> _EXERCISE DETAILS_:
What is the count of lines in the listing below that hold the string "property"? Reply with that number alone.

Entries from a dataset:
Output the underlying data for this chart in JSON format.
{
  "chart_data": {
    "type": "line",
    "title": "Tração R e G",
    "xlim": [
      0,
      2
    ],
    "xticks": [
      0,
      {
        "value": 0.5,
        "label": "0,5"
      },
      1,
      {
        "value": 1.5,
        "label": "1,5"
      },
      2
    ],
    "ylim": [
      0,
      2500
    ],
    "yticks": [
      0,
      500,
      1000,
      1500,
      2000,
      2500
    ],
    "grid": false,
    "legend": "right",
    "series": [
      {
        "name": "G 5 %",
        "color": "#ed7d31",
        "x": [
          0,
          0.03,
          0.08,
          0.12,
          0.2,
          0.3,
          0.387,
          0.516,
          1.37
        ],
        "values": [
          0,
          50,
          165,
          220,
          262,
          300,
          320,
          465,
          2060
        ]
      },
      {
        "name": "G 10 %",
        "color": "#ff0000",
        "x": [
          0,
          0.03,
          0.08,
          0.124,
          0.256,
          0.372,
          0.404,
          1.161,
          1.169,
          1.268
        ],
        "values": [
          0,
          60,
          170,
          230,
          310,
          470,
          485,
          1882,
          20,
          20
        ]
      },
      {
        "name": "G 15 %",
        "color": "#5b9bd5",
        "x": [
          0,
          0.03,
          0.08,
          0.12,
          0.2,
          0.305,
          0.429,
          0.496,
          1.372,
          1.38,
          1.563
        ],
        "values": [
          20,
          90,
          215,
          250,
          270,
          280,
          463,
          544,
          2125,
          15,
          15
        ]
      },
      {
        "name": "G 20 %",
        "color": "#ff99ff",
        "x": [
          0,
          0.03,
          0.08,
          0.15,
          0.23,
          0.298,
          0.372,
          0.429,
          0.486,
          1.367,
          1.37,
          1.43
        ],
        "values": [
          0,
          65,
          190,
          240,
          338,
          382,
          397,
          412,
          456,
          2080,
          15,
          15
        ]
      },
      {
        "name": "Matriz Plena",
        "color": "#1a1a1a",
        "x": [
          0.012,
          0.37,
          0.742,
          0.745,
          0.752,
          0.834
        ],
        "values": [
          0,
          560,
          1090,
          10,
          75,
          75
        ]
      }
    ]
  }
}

==

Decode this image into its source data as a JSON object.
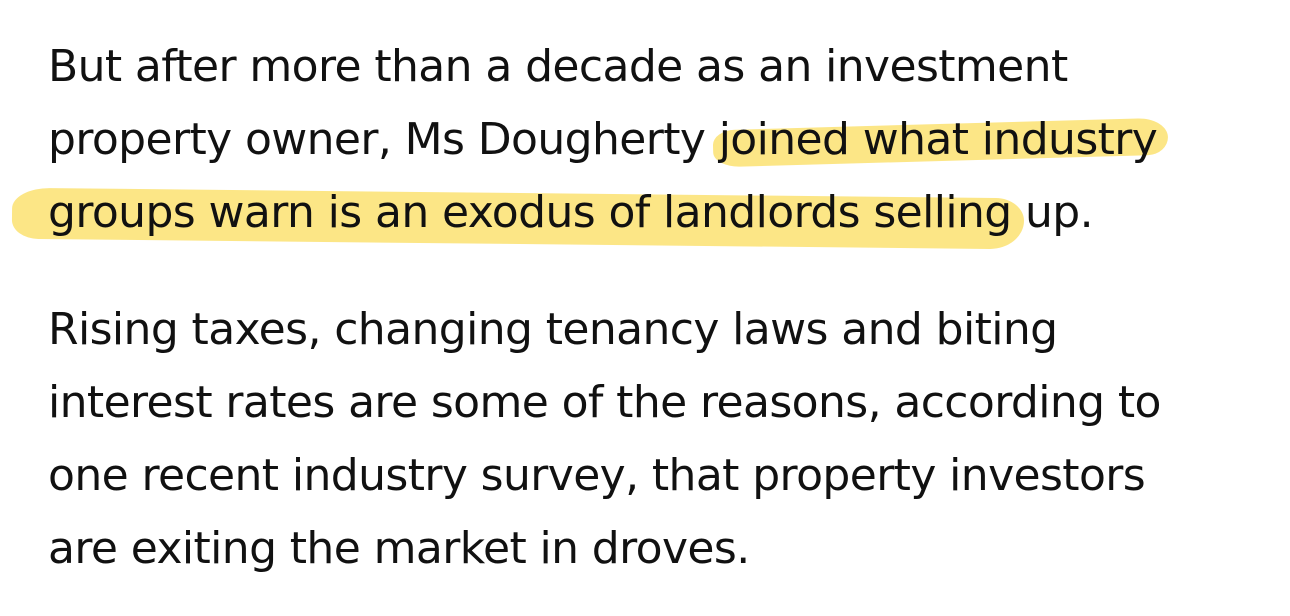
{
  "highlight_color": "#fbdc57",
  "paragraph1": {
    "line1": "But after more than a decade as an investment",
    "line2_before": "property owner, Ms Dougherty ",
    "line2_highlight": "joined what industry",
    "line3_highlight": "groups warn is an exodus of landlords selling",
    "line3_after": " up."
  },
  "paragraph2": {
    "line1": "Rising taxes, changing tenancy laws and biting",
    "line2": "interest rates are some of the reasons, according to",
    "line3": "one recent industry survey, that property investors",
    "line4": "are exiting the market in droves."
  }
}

--

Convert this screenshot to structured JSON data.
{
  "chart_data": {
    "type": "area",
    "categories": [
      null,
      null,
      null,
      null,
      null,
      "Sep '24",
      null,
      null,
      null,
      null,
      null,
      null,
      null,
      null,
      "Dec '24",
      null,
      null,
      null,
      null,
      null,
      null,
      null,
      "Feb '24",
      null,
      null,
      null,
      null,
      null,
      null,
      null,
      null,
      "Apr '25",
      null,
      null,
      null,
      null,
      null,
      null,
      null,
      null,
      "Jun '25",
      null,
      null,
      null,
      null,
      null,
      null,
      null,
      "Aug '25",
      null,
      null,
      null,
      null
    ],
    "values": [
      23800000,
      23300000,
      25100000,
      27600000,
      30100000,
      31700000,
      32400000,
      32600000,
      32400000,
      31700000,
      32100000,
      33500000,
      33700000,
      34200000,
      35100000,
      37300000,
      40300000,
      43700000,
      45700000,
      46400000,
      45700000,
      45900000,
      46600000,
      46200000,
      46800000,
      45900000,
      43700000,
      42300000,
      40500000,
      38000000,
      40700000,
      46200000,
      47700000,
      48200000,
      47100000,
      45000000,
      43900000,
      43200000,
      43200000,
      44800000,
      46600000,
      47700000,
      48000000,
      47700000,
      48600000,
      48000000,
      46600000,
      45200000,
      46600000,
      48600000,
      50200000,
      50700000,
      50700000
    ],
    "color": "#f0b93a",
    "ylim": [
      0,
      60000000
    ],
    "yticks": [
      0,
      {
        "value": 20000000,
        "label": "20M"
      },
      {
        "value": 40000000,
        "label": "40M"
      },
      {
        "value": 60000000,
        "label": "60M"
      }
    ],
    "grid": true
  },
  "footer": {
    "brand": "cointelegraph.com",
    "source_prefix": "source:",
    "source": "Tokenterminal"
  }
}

> _TASK OUTPUT_:
2